● **WORK TO BE COMPLETED**:
Repeat every record below exactly as written.

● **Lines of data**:

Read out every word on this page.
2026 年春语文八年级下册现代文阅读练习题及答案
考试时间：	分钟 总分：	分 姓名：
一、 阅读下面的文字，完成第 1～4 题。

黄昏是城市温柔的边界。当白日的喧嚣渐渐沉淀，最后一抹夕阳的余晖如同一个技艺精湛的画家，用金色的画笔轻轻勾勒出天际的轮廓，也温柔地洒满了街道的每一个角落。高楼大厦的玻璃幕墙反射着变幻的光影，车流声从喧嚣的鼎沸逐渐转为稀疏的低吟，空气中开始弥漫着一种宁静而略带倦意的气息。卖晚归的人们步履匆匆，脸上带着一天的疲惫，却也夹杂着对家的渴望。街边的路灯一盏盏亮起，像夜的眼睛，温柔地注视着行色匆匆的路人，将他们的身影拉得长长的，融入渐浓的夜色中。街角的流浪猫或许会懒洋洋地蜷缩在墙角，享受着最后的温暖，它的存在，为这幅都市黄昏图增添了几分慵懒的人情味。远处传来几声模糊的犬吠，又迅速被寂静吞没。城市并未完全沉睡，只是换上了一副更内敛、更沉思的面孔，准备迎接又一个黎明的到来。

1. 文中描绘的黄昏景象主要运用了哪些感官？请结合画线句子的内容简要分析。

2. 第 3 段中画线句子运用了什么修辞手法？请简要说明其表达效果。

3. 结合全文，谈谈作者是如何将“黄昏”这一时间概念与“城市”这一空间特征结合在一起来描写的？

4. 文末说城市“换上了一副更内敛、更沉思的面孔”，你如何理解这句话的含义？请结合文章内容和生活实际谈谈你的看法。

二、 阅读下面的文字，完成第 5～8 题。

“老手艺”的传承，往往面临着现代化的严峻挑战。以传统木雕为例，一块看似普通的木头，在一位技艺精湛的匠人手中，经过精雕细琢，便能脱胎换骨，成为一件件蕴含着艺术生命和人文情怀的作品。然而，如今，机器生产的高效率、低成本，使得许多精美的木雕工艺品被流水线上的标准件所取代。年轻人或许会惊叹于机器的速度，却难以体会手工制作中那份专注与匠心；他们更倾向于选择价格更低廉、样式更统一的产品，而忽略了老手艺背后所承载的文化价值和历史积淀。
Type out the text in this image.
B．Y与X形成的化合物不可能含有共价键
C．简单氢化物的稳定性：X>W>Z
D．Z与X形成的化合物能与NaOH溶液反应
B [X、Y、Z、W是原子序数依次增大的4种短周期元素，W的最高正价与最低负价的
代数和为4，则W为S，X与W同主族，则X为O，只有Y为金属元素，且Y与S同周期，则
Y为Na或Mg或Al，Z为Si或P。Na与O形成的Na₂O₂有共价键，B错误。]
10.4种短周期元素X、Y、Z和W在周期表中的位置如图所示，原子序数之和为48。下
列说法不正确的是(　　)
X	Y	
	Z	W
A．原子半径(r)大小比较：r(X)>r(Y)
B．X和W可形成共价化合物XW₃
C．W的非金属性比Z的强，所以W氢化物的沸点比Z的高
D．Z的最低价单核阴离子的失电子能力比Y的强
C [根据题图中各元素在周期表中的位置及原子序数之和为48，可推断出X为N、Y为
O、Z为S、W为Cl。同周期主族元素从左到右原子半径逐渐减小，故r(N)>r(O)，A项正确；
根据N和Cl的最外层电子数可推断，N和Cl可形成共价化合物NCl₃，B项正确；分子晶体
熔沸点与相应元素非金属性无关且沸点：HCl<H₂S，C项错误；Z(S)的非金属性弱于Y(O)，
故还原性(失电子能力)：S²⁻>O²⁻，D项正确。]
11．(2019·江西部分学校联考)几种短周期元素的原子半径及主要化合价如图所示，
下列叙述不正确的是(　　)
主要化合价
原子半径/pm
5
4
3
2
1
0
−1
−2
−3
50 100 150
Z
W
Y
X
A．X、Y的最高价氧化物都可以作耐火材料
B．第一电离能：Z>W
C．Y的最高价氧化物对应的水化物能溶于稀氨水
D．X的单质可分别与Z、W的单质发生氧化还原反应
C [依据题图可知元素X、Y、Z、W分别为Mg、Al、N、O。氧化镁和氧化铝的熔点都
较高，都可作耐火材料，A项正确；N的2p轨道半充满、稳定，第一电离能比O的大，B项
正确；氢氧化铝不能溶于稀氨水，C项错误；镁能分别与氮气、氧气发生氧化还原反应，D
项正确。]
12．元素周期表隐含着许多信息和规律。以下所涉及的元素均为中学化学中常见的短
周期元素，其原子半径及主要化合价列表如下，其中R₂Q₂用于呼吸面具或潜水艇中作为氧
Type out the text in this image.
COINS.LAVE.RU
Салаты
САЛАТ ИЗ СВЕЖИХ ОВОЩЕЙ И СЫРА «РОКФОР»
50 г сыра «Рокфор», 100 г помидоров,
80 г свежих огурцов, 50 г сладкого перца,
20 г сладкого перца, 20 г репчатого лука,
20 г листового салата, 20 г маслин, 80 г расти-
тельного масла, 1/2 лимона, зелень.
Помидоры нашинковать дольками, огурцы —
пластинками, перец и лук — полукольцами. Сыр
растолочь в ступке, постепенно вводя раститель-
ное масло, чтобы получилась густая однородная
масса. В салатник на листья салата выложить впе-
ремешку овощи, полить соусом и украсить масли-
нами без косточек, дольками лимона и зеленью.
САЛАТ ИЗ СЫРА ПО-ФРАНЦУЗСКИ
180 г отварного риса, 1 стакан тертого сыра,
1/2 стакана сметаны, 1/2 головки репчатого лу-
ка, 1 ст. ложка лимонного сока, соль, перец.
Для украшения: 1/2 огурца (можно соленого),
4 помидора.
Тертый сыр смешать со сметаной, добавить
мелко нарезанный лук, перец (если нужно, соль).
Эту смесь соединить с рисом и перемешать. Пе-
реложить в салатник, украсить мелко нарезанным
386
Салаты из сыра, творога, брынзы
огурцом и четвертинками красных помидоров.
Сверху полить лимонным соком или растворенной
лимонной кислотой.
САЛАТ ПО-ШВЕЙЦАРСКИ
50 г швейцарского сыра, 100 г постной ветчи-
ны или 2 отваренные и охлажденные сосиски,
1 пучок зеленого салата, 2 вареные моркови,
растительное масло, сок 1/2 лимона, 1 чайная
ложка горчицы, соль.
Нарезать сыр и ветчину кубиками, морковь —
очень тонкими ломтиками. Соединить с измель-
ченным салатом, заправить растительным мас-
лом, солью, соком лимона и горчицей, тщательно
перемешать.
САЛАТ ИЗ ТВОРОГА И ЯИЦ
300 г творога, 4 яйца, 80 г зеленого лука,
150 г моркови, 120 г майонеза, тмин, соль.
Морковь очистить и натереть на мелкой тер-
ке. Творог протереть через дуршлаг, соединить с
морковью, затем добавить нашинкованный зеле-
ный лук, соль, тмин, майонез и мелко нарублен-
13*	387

● **RESPONSE**:
Read out every word on this page.
2026 年春语文八年级下册现代文阅读练习题及答案
考试时间：	分钟 总分：	分 姓名：
一、 阅读下面的文字，完成第 1～4 题。

黄昏是城市温柔的边界。当白日的喧嚣渐渐沉淀，最后一抹夕阳的余晖如同一个技艺精湛的画家，用金色的画笔轻轻勾勒出天际的轮廓，也温柔地洒满了街道的每一个角落。高楼大厦的玻璃幕墙反射着变幻的光影，车流声从喧嚣的鼎沸逐渐转为稀疏的低吟，空气中开始弥漫着一种宁静而略带倦意的气息。卖晚归的人们步履匆匆，脸上带着一天的疲惫，却也夹杂着对家的渴望。街边的路灯一盏盏亮起，像夜的眼睛，温柔地注视着行色匆匆的路人，将他们的身影拉得长长的，融入渐浓的夜色中。街角的流浪猫或许会懒洋洋地蜷缩在墙角，享受着最后的温暖，它的存在，为这幅都市黄昏图增添了几分慵懒的人情味。远处传来几声模糊的犬吠，又迅速被寂静吞没。城市并未完全沉睡，只是换上了一副更内敛、更沉思的面孔，准备迎接又一个黎明的到来。

1. 文中描绘的黄昏景象主要运用了哪些感官？请结合画线句子的内容简要分析。

2. 第 3 段中画线句子运用了什么修辞手法？请简要说明其表达效果。

3. 结合全文，谈谈作者是如何将“黄昏”这一时间概念与“城市”这一空间特征结合在一起来描写的？

4. 文末说城市“换上了一副更内敛、更沉思的面孔”，你如何理解这句话的含义？请结合文章内容和生活实际谈谈你的看法。

二、 阅读下面的文字，完成第 5～8 题。

“老手艺”的传承，往往面临着现代化的严峻挑战。以传统木雕为例，一块看似普通的木头，在一位技艺精湛的匠人手中，经过精雕细琢，便能脱胎换骨，成为一件件蕴含着艺术生命和人文情怀的作品。然而，如今，机器生产的高效率、低成本，使得许多精美的木雕工艺品被流水线上的标准件所取代。年轻人或许会惊叹于机器的速度，却难以体会手工制作中那份专注与匠心；他们更倾向于选择价格更低廉、样式更统一的产品，而忽略了老手艺背后所承载的文化价值和历史积淀。
Type out the text in this image.
B．Y与X形成的化合物不可能含有共价键
C．简单氢化物的稳定性：X>W>Z
D．Z与X形成的化合物能与NaOH溶液反应
B [X、Y、Z、W是原子序数依次增大的4种短周期元素，W的最高正价与最低负价的
代数和为4，则W为S，X与W同主族，则X为O，只有Y为金属元素，且Y与S同周期，则
Y为Na或Mg或Al，Z为Si或P。Na与O形成的Na₂O₂有共价键，B错误。]
10.4种短周期元素X、Y、Z和W在周期表中的位置如图所示，原子序数之和为48。下
列说法不正确的是(　　)
X	Y	
	Z	W
A．原子半径(r)大小比较：r(X)>r(Y)
B．X和W可形成共价化合物XW₃
C．W的非金属性比Z的强，所以W氢化物的沸点比Z的高
D．Z的最低价单核阴离子的失电子能力比Y的强
C [根据题图中各元素在周期表中的位置及原子序数之和为48，可推断出X为N、Y为
O、Z为S、W为Cl。同周期主族元素从左到右原子半径逐渐减小，故r(N)>r(O)，A项正确；
根据N和Cl的最外层电子数可推断，N和Cl可形成共价化合物NCl₃，B项正确；分子晶体
熔沸点与相应元素非金属性无关且沸点：HCl<H₂S，C项错误；Z(S)的非金属性弱于Y(O)，
故还原性(失电子能力)：S²⁻>O²⁻，D项正确。]
11．(2019·江西部分学校联考)几种短周期元素的原子半径及主要化合价如图所示，
下列叙述不正确的是(　　)
主要化合价
原子半径/pm
5
4
3
2
1
0
−1
−2
−3
50 100 150
Z
W
Y
X
A．X、Y的最高价氧化物都可以作耐火材料
B．第一电离能：Z>W
C．Y的最高价氧化物对应的水化物能溶于稀氨水
D．X的单质可分别与Z、W的单质发生氧化还原反应
C [依据题图可知元素X、Y、Z、W分别为Mg、Al、N、O。氧化镁和氧化铝的熔点都
较高，都可作耐火材料，A项正确；N的2p轨道半充满、稳定，第一电离能比O的大，B项
正确；氢氧化铝不能溶于稀氨水，C项错误；镁能分别与氮气、氧气发生氧化还原反应，D
项正确。]
12．元素周期表隐含着许多信息和规律。以下所涉及的元素均为中学化学中常见的短
周期元素，其原子半径及主要化合价列表如下，其中R₂Q₂用于呼吸面具或潜水艇中作为氧
Type out the text in this image.
COINS.LAVE.RU
Салаты
САЛАТ ИЗ СВЕЖИХ ОВОЩЕЙ И СЫРА «РОКФОР»
50 г сыра «Рокфор», 100 г помидоров,
80 г свежих огурцов, 50 г сладкого перца,
20 г сладкого перца, 20 г репчатого лука,
20 г листового салата, 20 г маслин, 80 г расти-
тельного масла, 1/2 лимона, зелень.
Помидоры нашинковать дольками, огурцы —
пластинками, перец и лук — полукольцами. Сыр
растолочь в ступке, постепенно вводя раститель-
ное масло, чтобы получилась густая однородная
масса. В салатник на листья салата выложить впе-
ремешку овощи, полить соусом и украсить масли-
нами без косточек, дольками лимона и зеленью.
САЛАТ ИЗ СЫРА ПО-ФРАНЦУЗСКИ
180 г отварного риса, 1 стакан тертого сыра,
1/2 стакана сметаны, 1/2 головки репчатого лу-
ка, 1 ст. ложка лимонного сока, соль, перец.
Для украшения: 1/2 огурца (можно соленого),
4 помидора.
Тертый сыр смешать со сметаной, добавить
мелко нарезанный лук, перец (если нужно, соль).
Эту смесь соединить с рисом и перемешать. Пе-
реложить в салатник, украсить мелко нарезанным
386
Салаты из сыра, творога, брынзы
огурцом и четвертинками красных помидоров.
Сверху полить лимонным соком или растворенной
лимонной кислотой.
САЛАТ ПО-ШВЕЙЦАРСКИ
50 г швейцарского сыра, 100 г постной ветчи-
ны или 2 отваренные и охлажденные сосиски,
1 пучок зеленого салата, 2 вареные моркови,
растительное масло, сок 1/2 лимона, 1 чайная
ложка горчицы, соль.
Нарезать сыр и ветчину кубиками, морковь —
очень тонкими ломтиками. Соединить с измель-
ченным салатом, заправить растительным мас-
лом, солью, соком лимона и горчицей, тщательно
перемешать.
САЛАТ ИЗ ТВОРОГА И ЯИЦ
300 г творога, 4 яйца, 80 г зеленого лука,
150 г моркови, 120 г майонеза, тмин, соль.
Морковь очистить и натереть на мелкой тер-
ке. Творог протереть через дуршлаг, соединить с
морковью, затем добавить нашинкованный зеле-
ный лук, соль, тмин, майонез и мелко нарублен-
13*	387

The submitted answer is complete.